#### PROMPT
Write the material out again in full, word for word. Do not include the pictures.

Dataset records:

§ §

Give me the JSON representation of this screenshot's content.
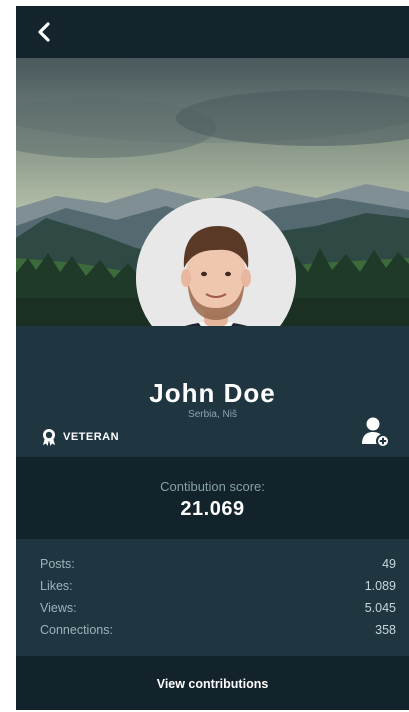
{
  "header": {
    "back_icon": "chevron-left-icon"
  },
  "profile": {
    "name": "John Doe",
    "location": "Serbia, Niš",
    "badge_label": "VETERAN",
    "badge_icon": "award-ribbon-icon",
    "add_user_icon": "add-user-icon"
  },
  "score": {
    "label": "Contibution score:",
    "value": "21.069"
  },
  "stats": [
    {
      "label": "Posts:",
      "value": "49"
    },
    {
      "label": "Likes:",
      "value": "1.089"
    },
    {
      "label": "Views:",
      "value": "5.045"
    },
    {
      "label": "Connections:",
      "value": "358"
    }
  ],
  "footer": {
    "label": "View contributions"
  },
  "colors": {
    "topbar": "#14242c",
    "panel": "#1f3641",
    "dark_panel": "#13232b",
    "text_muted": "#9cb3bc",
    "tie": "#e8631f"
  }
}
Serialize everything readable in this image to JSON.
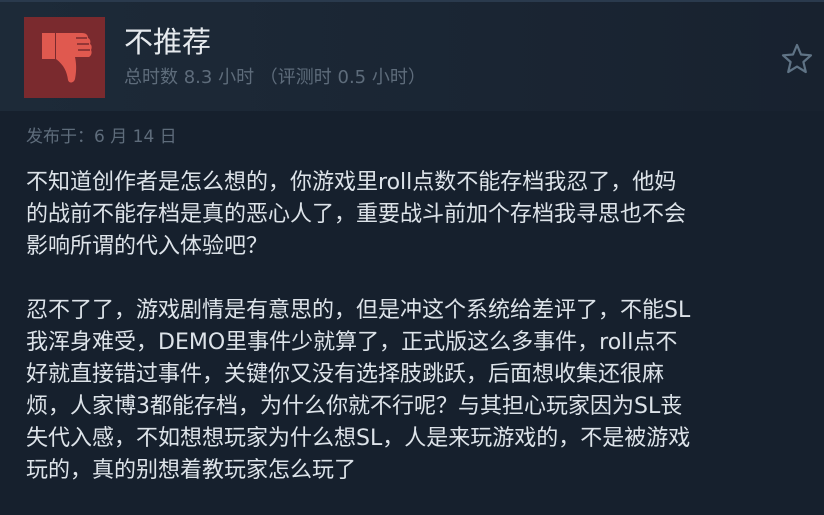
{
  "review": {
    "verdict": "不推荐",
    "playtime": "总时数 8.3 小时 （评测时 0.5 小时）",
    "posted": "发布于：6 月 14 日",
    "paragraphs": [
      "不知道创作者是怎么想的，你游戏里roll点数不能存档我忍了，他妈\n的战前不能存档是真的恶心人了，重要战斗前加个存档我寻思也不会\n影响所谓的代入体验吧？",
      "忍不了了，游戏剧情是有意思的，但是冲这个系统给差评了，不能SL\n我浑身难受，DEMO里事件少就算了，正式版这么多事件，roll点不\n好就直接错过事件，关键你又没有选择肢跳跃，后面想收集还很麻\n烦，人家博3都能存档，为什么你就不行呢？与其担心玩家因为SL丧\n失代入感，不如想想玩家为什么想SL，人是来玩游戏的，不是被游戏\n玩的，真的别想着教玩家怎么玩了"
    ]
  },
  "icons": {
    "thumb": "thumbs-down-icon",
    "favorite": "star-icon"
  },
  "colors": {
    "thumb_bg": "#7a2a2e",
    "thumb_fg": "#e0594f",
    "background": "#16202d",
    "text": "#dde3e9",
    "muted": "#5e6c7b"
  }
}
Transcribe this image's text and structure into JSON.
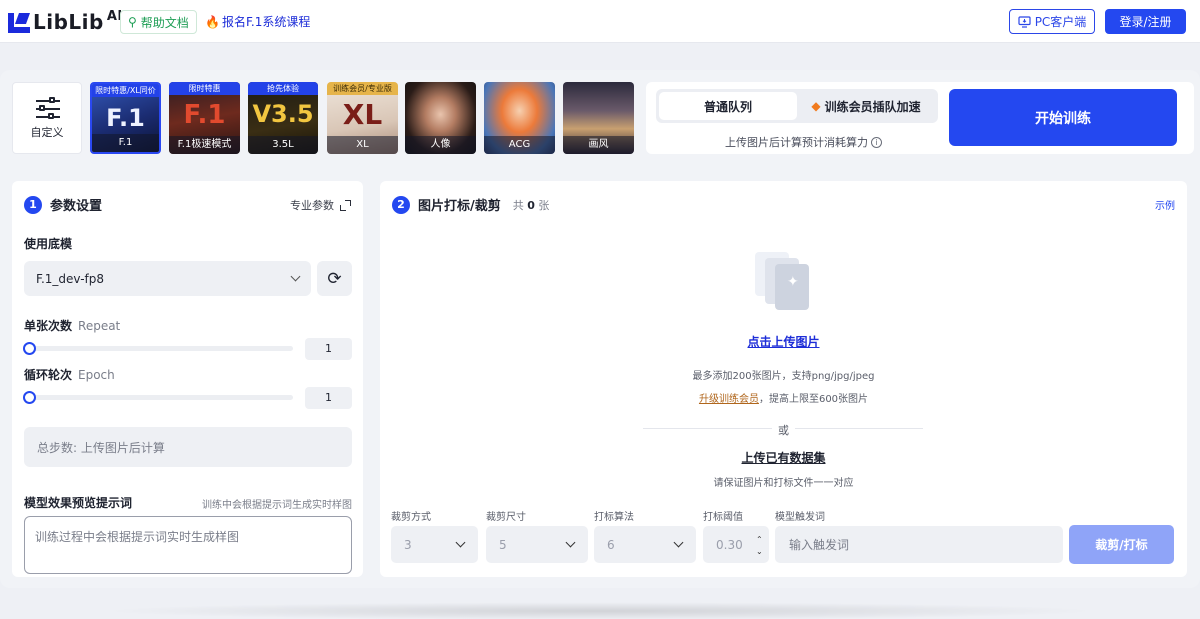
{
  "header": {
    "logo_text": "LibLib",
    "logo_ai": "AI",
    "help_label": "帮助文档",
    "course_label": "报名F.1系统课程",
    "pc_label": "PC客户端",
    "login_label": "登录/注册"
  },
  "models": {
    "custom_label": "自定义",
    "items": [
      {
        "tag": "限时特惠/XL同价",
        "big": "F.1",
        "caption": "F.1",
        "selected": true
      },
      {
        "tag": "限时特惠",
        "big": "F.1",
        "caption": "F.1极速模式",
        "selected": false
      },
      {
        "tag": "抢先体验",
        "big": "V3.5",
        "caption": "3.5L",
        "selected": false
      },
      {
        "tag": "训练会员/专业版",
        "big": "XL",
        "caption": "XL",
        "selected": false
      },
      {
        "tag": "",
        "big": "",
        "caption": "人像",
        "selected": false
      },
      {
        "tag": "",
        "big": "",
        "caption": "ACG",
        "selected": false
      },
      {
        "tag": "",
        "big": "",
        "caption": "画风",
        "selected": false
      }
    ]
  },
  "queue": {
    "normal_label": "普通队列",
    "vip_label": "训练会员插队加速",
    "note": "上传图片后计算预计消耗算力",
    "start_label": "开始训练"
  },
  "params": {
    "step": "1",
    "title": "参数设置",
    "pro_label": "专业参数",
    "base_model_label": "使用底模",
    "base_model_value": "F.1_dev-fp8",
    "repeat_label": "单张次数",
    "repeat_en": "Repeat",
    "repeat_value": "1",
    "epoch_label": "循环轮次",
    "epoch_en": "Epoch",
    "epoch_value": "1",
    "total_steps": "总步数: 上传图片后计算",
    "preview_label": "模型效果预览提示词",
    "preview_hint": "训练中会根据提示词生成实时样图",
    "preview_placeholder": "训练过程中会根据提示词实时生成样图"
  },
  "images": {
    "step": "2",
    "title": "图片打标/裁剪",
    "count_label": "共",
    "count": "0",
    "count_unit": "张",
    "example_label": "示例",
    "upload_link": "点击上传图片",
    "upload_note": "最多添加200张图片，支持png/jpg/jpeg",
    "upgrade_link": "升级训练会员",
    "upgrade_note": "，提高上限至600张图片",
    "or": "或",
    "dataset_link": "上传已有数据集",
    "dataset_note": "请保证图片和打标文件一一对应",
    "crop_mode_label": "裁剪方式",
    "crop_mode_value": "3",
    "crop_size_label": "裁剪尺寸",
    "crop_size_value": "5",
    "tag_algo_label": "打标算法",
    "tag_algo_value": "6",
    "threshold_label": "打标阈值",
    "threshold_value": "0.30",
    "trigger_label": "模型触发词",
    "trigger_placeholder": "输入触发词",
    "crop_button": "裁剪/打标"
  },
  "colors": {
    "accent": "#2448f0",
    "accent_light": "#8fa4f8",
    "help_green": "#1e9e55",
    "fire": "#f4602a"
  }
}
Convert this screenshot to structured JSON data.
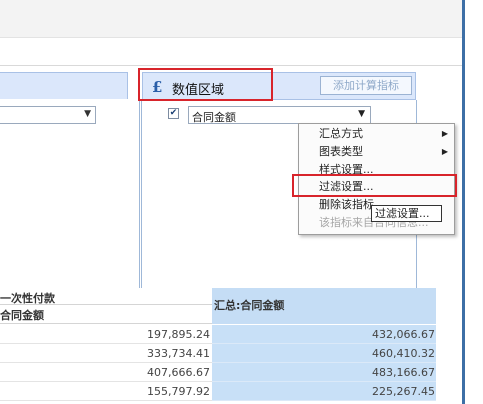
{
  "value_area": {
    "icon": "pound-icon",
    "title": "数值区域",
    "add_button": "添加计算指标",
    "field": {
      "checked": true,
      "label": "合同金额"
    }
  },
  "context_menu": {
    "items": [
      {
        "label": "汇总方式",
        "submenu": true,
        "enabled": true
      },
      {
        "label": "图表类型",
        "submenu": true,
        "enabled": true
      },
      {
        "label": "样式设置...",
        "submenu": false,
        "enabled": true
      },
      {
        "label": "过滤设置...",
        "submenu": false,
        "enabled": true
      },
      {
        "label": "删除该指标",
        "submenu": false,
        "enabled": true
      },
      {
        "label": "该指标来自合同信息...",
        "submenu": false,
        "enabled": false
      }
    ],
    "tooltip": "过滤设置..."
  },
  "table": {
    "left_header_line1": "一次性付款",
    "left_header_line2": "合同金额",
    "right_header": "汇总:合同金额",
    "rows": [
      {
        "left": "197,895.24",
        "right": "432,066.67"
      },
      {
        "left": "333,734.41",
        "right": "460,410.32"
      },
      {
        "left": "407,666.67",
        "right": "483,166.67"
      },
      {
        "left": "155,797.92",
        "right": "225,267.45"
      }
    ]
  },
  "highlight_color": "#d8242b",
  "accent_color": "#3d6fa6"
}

§ §

#### REPLY TO THE EXERCISE
Give me the JSON representation of this screenshot's content.
{
  "header": {
    "back_icon": "chevron-left-icon"
  },
  "profile": {
    "name": "John Doe",
    "location": "Serbia, Niš",
    "badge_label": "VETERAN",
    "badge_icon": "award-ribbon-icon",
    "add_user_icon": "add-user-icon"
  },
  "score": {
    "label": "Contibution score:",
    "value": "21.069"
  },
  "stats": [
    {
      "label": "Posts:",
      "value": "49"
    },
    {
      "label": "Likes:",
      "value": "1.089"
    },
    {
      "label": "Views:",
      "value": "5.045"
    },
    {
      "label": "Connections:",
      "value": "358"
    }
  ],
  "footer": {
    "label": "View contributions"
  },
  "colors": {
    "topbar": "#14242c",
    "panel": "#1f3641",
    "dark_panel": "#13232b",
    "text_muted": "#9cb3bc",
    "tie": "#e8631f"
  }
}
Serialize everything readable in this image to JSON.
{
  "review": {
    "verdict": "不推荐",
    "playtime": "总时数 8.3 小时 （评测时 0.5 小时）",
    "posted": "发布于：6 月 14 日",
    "paragraphs": [
      "不知道创作者是怎么想的，你游戏里roll点数不能存档我忍了，他妈\n的战前不能存档是真的恶心人了，重要战斗前加个存档我寻思也不会\n影响所谓的代入体验吧？",
      "忍不了了，游戏剧情是有意思的，但是冲这个系统给差评了，不能SL\n我浑身难受，DEMO里事件少就算了，正式版这么多事件，roll点不\n好就直接错过事件，关键你又没有选择肢跳跃，后面想收集还很麻\n烦，人家博3都能存档，为什么你就不行呢？与其担心玩家因为SL丧\n失代入感，不如想想玩家为什么想SL，人是来玩游戏的，不是被游戏\n玩的，真的别想着教玩家怎么玩了"
    ]
  },
  "icons": {
    "thumb": "thumbs-down-icon",
    "favorite": "star-icon"
  },
  "colors": {
    "thumb_bg": "#7a2a2e",
    "thumb_fg": "#e0594f",
    "background": "#16202d",
    "text": "#dde3e9",
    "muted": "#5e6c7b"
  }
}
Transcribe this image's text and structure into JSON.
{
  "header": {
    "logo_text": "LibLib",
    "logo_ai": "AI",
    "help_label": "帮助文档",
    "course_label": "报名F.1系统课程",
    "pc_label": "PC客户端",
    "login_label": "登录/注册"
  },
  "models": {
    "custom_label": "自定义",
    "items": [
      {
        "tag": "限时特惠/XL同价",
        "big": "F.1",
        "caption": "F.1",
        "selected": true
      },
      {
        "tag": "限时特惠",
        "big": "F.1",
        "caption": "F.1极速模式",
        "selected": false
      },
      {
        "tag": "抢先体验",
        "big": "V3.5",
        "caption": "3.5L",
        "selected": false
      },
      {
        "tag": "训练会员/专业版",
        "big": "XL",
        "caption": "XL",
        "selected": false
      },
      {
        "tag": "",
        "big": "",
        "caption": "人像",
        "selected": false
      },
      {
        "tag": "",
        "big": "",
        "caption": "ACG",
        "selected": false
      },
      {
        "tag": "",
        "big": "",
        "caption": "画风",
        "selected": false
      }
    ]
  },
  "queue": {
    "normal_label": "普通队列",
    "vip_label": "训练会员插队加速",
    "note": "上传图片后计算预计消耗算力",
    "start_label": "开始训练"
  },
  "params": {
    "step": "1",
    "title": "参数设置",
    "pro_label": "专业参数",
    "base_model_label": "使用底模",
    "base_model_value": "F.1_dev-fp8",
    "repeat_label": "单张次数",
    "repeat_en": "Repeat",
    "repeat_value": "1",
    "epoch_label": "循环轮次",
    "epoch_en": "Epoch",
    "epoch_value": "1",
    "total_steps": "总步数: 上传图片后计算",
    "preview_label": "模型效果预览提示词",
    "preview_hint": "训练中会根据提示词生成实时样图",
    "preview_placeholder": "训练过程中会根据提示词实时生成样图"
  },
  "images": {
    "step": "2",
    "title": "图片打标/裁剪",
    "count_label": "共",
    "count": "0",
    "count_unit": "张",
    "example_label": "示例",
    "upload_link": "点击上传图片",
    "upload_note": "最多添加200张图片，支持png/jpg/jpeg",
    "upgrade_link": "升级训练会员",
    "upgrade_note": "，提高上限至600张图片",
    "or": "或",
    "dataset_link": "上传已有数据集",
    "dataset_note": "请保证图片和打标文件一一对应",
    "crop_mode_label": "裁剪方式",
    "crop_mode_value": "3",
    "crop_size_label": "裁剪尺寸",
    "crop_size_value": "5",
    "tag_algo_label": "打标算法",
    "tag_algo_value": "6",
    "threshold_label": "打标阈值",
    "threshold_value": "0.30",
    "trigger_label": "模型触发词",
    "trigger_placeholder": "输入触发词",
    "crop_button": "裁剪/打标"
  },
  "colors": {
    "accent": "#2448f0",
    "accent_light": "#8fa4f8",
    "help_green": "#1e9e55",
    "fire": "#f4602a"
  }
}
Convert this screenshot to structured JSON data.
{
  "value_area": {
    "icon": "pound-icon",
    "title": "数值区域",
    "add_button": "添加计算指标",
    "field": {
      "checked": true,
      "label": "合同金额"
    }
  },
  "context_menu": {
    "items": [
      {
        "label": "汇总方式",
        "submenu": true,
        "enabled": true
      },
      {
        "label": "图表类型",
        "submenu": true,
        "enabled": true
      },
      {
        "label": "样式设置...",
        "submenu": false,
        "enabled": true
      },
      {
        "label": "过滤设置...",
        "submenu": false,
        "enabled": true
      },
      {
        "label": "删除该指标",
        "submenu": false,
        "enabled": true
      },
      {
        "label": "该指标来自合同信息...",
        "submenu": false,
        "enabled": false
      }
    ],
    "tooltip": "过滤设置..."
  },
  "table": {
    "left_header_line1": "一次性付款",
    "left_header_line2": "合同金额",
    "right_header": "汇总:合同金额",
    "rows": [
      {
        "left": "197,895.24",
        "right": "432,066.67"
      },
      {
        "left": "333,734.41",
        "right": "460,410.32"
      },
      {
        "left": "407,666.67",
        "right": "483,166.67"
      },
      {
        "left": "155,797.92",
        "right": "225,267.45"
      }
    ]
  },
  "highlight_color": "#d8242b",
  "accent_color": "#3d6fa6"
}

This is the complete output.